### LISTED ENTRIES
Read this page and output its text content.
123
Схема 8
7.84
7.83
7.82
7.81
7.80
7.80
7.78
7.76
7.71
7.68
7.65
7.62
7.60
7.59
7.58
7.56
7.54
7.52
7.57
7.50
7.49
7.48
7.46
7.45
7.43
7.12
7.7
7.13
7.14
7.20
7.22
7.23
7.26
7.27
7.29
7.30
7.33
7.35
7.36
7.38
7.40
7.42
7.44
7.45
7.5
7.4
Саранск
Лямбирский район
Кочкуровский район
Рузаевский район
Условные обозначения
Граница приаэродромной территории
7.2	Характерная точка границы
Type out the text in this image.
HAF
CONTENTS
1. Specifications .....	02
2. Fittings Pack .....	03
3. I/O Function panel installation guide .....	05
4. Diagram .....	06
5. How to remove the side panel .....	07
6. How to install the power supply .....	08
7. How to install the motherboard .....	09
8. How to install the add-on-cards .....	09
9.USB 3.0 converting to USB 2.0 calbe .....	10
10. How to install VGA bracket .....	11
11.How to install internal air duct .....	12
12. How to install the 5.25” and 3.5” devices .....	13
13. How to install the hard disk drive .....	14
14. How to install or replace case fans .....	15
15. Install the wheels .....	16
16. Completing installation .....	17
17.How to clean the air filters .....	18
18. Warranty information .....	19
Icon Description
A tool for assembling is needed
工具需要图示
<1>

### EXERCISE TASK
Please set down each line of the records exactly as given.

### ANSWER BELOW
Read this page and output its text content.
123
Схема 8
7.84
7.83
7.82
7.81
7.80
7.80
7.78
7.76
7.71
7.68
7.65
7.62
7.60
7.59
7.58
7.56
7.54
7.52
7.57
7.50
7.49
7.48
7.46
7.45
7.43
7.12
7.7
7.13
7.14
7.20
7.22
7.23
7.26
7.27
7.29
7.30
7.33
7.35
7.36
7.38
7.40
7.42
7.44
7.45
7.5
7.4
Саранск
Лямбирский район
Кочкуровский район
Рузаевский район
Условные обозначения
Граница приаэродромной территории
7.2	Характерная точка границы
Type out the text in this image.
HAF
CONTENTS
1. Specifications .....	02
2. Fittings Pack .....	03
3. I/O Function panel installation guide .....	05
4. Diagram .....	06
5. How to remove the side panel .....	07
6. How to install the power supply .....	08
7. How to install the motherboard .....	09
8. How to install the add-on-cards .....	09
9.USB 3.0 converting to USB 2.0 calbe .....	10
10. How to install VGA bracket .....	11
11.How to install internal air duct .....	12
12. How to install the 5.25” and 3.5” devices .....	13
13. How to install the hard disk drive .....	14
14. How to install or replace case fans .....	15
15. Install the wheels .....	16
16. Completing installation .....	17
17.How to clean the air filters .....	18
18. Warranty information .....	19
Icon Description
A tool for assembling is needed
工具需要图示
<1>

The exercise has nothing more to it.